INPUT DATA:
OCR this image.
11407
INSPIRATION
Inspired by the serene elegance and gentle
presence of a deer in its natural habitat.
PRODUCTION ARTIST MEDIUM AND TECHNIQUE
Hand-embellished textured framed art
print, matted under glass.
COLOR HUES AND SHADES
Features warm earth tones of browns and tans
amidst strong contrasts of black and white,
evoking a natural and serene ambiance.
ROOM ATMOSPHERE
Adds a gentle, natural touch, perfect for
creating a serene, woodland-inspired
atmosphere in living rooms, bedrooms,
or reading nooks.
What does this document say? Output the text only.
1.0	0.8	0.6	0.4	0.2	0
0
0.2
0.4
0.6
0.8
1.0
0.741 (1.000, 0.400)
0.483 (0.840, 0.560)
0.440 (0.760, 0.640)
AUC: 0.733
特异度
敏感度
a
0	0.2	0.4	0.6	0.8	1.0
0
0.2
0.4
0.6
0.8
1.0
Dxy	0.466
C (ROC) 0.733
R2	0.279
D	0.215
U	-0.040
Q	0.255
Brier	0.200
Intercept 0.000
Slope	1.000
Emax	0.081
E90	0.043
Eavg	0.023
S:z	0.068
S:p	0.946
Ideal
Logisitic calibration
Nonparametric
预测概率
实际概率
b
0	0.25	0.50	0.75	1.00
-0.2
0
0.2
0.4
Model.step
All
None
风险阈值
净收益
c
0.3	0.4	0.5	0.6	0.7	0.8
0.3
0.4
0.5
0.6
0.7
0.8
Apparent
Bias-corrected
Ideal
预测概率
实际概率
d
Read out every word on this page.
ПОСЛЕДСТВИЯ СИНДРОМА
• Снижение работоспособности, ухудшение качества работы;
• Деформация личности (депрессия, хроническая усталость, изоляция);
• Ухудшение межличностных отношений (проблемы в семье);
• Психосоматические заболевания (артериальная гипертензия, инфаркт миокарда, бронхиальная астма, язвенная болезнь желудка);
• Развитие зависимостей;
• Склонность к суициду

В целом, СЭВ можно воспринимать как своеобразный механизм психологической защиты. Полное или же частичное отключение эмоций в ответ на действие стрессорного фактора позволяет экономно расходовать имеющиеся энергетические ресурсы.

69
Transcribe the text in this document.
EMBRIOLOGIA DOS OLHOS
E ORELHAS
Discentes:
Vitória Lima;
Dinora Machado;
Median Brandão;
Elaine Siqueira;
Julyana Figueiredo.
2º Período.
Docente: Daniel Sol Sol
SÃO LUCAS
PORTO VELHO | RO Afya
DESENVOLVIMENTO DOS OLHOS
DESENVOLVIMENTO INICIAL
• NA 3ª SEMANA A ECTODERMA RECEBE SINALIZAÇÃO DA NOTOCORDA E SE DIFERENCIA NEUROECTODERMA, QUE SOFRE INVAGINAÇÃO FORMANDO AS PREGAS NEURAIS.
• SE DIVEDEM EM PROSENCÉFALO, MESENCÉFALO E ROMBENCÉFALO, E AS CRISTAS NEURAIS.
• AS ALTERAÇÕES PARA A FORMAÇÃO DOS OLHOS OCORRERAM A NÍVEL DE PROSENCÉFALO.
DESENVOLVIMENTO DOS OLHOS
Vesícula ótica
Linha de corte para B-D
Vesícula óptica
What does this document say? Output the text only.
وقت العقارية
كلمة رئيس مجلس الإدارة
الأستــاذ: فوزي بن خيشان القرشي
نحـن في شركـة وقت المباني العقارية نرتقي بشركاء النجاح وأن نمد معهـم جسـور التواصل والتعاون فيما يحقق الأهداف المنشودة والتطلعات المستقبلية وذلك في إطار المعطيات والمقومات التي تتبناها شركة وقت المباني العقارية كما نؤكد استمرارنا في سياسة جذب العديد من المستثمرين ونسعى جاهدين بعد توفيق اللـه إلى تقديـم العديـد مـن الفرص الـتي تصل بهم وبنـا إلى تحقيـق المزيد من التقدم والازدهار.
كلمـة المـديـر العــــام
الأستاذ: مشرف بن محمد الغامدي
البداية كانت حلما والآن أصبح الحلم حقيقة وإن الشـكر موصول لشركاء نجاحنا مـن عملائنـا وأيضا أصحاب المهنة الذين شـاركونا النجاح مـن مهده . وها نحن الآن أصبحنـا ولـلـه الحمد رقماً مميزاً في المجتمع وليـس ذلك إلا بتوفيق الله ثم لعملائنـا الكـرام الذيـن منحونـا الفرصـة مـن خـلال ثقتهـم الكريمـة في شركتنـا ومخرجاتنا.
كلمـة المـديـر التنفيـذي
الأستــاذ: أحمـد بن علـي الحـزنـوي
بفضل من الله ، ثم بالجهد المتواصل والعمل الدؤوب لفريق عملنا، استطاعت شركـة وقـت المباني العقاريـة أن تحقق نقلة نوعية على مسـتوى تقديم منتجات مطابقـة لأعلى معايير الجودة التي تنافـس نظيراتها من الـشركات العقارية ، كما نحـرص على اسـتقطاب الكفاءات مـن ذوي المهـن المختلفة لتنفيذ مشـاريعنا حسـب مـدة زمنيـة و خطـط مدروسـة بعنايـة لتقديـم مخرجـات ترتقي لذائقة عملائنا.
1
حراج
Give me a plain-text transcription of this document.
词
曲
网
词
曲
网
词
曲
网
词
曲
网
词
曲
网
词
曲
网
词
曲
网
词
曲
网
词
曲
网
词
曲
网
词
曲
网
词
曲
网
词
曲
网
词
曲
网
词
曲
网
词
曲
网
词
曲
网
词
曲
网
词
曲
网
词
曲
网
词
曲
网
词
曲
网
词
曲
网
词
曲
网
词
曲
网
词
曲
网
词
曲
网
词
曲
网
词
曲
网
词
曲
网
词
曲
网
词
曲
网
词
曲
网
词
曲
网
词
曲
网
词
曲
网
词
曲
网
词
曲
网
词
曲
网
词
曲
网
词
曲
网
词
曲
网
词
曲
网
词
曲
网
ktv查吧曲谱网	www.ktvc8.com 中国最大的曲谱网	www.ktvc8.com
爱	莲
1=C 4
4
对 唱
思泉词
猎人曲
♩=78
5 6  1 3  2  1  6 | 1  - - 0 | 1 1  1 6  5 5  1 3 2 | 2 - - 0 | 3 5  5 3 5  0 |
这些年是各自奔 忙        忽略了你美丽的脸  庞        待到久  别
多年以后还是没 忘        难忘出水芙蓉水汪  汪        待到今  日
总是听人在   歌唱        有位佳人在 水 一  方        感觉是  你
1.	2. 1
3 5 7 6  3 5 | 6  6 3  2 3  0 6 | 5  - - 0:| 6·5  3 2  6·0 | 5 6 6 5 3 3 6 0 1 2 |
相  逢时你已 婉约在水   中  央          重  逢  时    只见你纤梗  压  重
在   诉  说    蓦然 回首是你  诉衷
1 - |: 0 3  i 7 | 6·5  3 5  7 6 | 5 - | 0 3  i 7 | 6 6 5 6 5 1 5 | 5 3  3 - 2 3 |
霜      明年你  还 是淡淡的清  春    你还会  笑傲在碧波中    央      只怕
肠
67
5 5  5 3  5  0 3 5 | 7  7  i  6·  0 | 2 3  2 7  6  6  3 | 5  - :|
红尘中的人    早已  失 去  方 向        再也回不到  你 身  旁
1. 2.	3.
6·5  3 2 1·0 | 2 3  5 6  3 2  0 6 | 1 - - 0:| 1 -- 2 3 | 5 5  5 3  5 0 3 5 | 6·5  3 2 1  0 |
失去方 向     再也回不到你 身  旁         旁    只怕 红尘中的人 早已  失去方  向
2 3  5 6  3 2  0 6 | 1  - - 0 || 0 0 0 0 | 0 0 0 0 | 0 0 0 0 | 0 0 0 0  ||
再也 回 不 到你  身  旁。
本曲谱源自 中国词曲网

INSTRUCTION:
Your task is to extract all of the records exactly.

THE RESULT:
OCR this image.
11407
INSPIRATION
Inspired by the serene elegance and gentle
presence of a deer in its natural habitat.
PRODUCTION ARTIST MEDIUM AND TECHNIQUE
Hand-embellished textured framed art
print, matted under glass.
COLOR HUES AND SHADES
Features warm earth tones of browns and tans
amidst strong contrasts of black and white,
evoking a natural and serene ambiance.
ROOM ATMOSPHERE
Adds a gentle, natural touch, perfect for
creating a serene, woodland-inspired
atmosphere in living rooms, bedrooms,
or reading nooks.
What does this document say? Output the text only.
1.0	0.8	0.6	0.4	0.2	0
0
0.2
0.4
0.6
0.8
1.0
0.741 (1.000, 0.400)
0.483 (0.840, 0.560)
0.440 (0.760, 0.640)
AUC: 0.733
特异度
敏感度
a
0	0.2	0.4	0.6	0.8	1.0
0
0.2
0.4
0.6
0.8
1.0
Dxy	0.466
C (ROC) 0.733
R2	0.279
D	0.215
U	-0.040
Q	0.255
Brier	0.200
Intercept 0.000
Slope	1.000
Emax	0.081
E90	0.043
Eavg	0.023
S:z	0.068
S:p	0.946
Ideal
Logisitic calibration
Nonparametric
预测概率
实际概率
b
0	0.25	0.50	0.75	1.00
-0.2
0
0.2
0.4
Model.step
All
None
风险阈值
净收益
c
0.3	0.4	0.5	0.6	0.7	0.8
0.3
0.4
0.5
0.6
0.7
0.8
Apparent
Bias-corrected
Ideal
预测概率
实际概率
d
Read out every word on this page.
ПОСЛЕДСТВИЯ СИНДРОМА
• Снижение работоспособности, ухудшение качества работы;
• Деформация личности (депрессия, хроническая усталость, изоляция);
• Ухудшение межличностных отношений (проблемы в семье);
• Психосоматические заболевания (артериальная гипертензия, инфаркт миокарда, бронхиальная астма, язвенная болезнь желудка);
• Развитие зависимостей;
• Склонность к суициду

В целом, СЭВ можно воспринимать как своеобразный механизм психологической защиты. Полное или же частичное отключение эмоций в ответ на действие стрессорного фактора позволяет экономно расходовать имеющиеся энергетические ресурсы.

69
Transcribe the text in this document.
EMBRIOLOGIA DOS OLHOS
E ORELHAS
Discentes:
Vitória Lima;
Dinora Machado;
Median Brandão;
Elaine Siqueira;
Julyana Figueiredo.
2º Período.
Docente: Daniel Sol Sol
SÃO LUCAS
PORTO VELHO | RO Afya
DESENVOLVIMENTO DOS OLHOS
DESENVOLVIMENTO INICIAL
• NA 3ª SEMANA A ECTODERMA RECEBE SINALIZAÇÃO DA NOTOCORDA E SE DIFERENCIA NEUROECTODERMA, QUE SOFRE INVAGINAÇÃO FORMANDO AS PREGAS NEURAIS.
• SE DIVEDEM EM PROSENCÉFALO, MESENCÉFALO E ROMBENCÉFALO, E AS CRISTAS NEURAIS.
• AS ALTERAÇÕES PARA A FORMAÇÃO DOS OLHOS OCORRERAM A NÍVEL DE PROSENCÉFALO.
DESENVOLVIMENTO DOS OLHOS
Vesícula ótica
Linha de corte para B-D
Vesícula óptica
What does this document say? Output the text only.
وقت العقارية
كلمة رئيس مجلس الإدارة
الأستــاذ: فوزي بن خيشان القرشي
نحـن في شركـة وقت المباني العقارية نرتقي بشركاء النجاح وأن نمد معهـم جسـور التواصل والتعاون فيما يحقق الأهداف المنشودة والتطلعات المستقبلية وذلك في إطار المعطيات والمقومات التي تتبناها شركة وقت المباني العقارية كما نؤكد استمرارنا في سياسة جذب العديد من المستثمرين ونسعى جاهدين بعد توفيق اللـه إلى تقديـم العديـد مـن الفرص الـتي تصل بهم وبنـا إلى تحقيـق المزيد من التقدم والازدهار.
كلمـة المـديـر العــــام
الأستاذ: مشرف بن محمد الغامدي
البداية كانت حلما والآن أصبح الحلم حقيقة وإن الشـكر موصول لشركاء نجاحنا مـن عملائنـا وأيضا أصحاب المهنة الذين شـاركونا النجاح مـن مهده . وها نحن الآن أصبحنـا ولـلـه الحمد رقماً مميزاً في المجتمع وليـس ذلك إلا بتوفيق الله ثم لعملائنـا الكـرام الذيـن منحونـا الفرصـة مـن خـلال ثقتهـم الكريمـة في شركتنـا ومخرجاتنا.
كلمـة المـديـر التنفيـذي
الأستــاذ: أحمـد بن علـي الحـزنـوي
بفضل من الله ، ثم بالجهد المتواصل والعمل الدؤوب لفريق عملنا، استطاعت شركـة وقـت المباني العقاريـة أن تحقق نقلة نوعية على مسـتوى تقديم منتجات مطابقـة لأعلى معايير الجودة التي تنافـس نظيراتها من الـشركات العقارية ، كما نحـرص على اسـتقطاب الكفاءات مـن ذوي المهـن المختلفة لتنفيذ مشـاريعنا حسـب مـدة زمنيـة و خطـط مدروسـة بعنايـة لتقديـم مخرجـات ترتقي لذائقة عملائنا.
1
حراج
Give me a plain-text transcription of this document.
词
曲
网
词
曲
网
词
曲
网
词
曲
网
词
曲
网
词
曲
网
词
曲
网
词
曲
网
词
曲
网
词
曲
网
词
曲
网
词
曲
网
词
曲
网
词
曲
网
词
曲
网
词
曲
网
词
曲
网
词
曲
网
词
曲
网
词
曲
网
词
曲
网
词
曲
网
词
曲
网
词
曲
网
词
曲
网
词
曲
网
词
曲
网
词
曲
网
词
曲
网
词
曲
网
词
曲
网
词
曲
网
词
曲
网
词
曲
网
词
曲
网
词
曲
网
词
曲
网
词
曲
网
词
曲
网
词
曲
网
词
曲
网
词
曲
网
词
曲
网
词
曲
网
ktv查吧曲谱网	www.ktvc8.com 中国最大的曲谱网	www.ktvc8.com
爱	莲
1=C 4
4
对 唱
思泉词
猎人曲
♩=78
5 6  1 3  2  1  6 | 1  - - 0 | 1 1  1 6  5 5  1 3 2 | 2 - - 0 | 3 5  5 3 5  0 |
这些年是各自奔 忙        忽略了你美丽的脸  庞        待到久  别
多年以后还是没 忘        难忘出水芙蓉水汪  汪        待到今  日
总是听人在   歌唱        有位佳人在 水 一  方        感觉是  你
1.	2. 1
3 5 7 6  3 5 | 6  6 3  2 3  0 6 | 5  - - 0:| 6·5  3 2  6·0 | 5 6 6 5 3 3 6 0 1 2 |
相  逢时你已 婉约在水   中  央          重  逢  时    只见你纤梗  压  重
在   诉  说    蓦然 回首是你  诉衷
1 - |: 0 3  i 7 | 6·5  3 5  7 6 | 5 - | 0 3  i 7 | 6 6 5 6 5 1 5 | 5 3  3 - 2 3 |
霜      明年你  还 是淡淡的清  春    你还会  笑傲在碧波中    央      只怕
肠
67
5 5  5 3  5  0 3 5 | 7  7  i  6·  0 | 2 3  2 7  6  6  3 | 5  - :|
红尘中的人    早已  失 去  方 向        再也回不到  你 身  旁
1. 2.	3.
6·5  3 2 1·0 | 2 3  5 6  3 2  0 6 | 1 - - 0:| 1 -- 2 3 | 5 5  5 3  5 0 3 5 | 6·5  3 2 1  0 |
失去方 向     再也回不到你 身  旁         旁    只怕 红尘中的人 早已  失去方  向
2 3  5 6  3 2  0 6 | 1  - - 0 || 0 0 0 0 | 0 0 0 0 | 0 0 0 0 | 0 0 0 0  ||
再也 回 不 到你  身  旁。
本曲谱源自 中国词曲网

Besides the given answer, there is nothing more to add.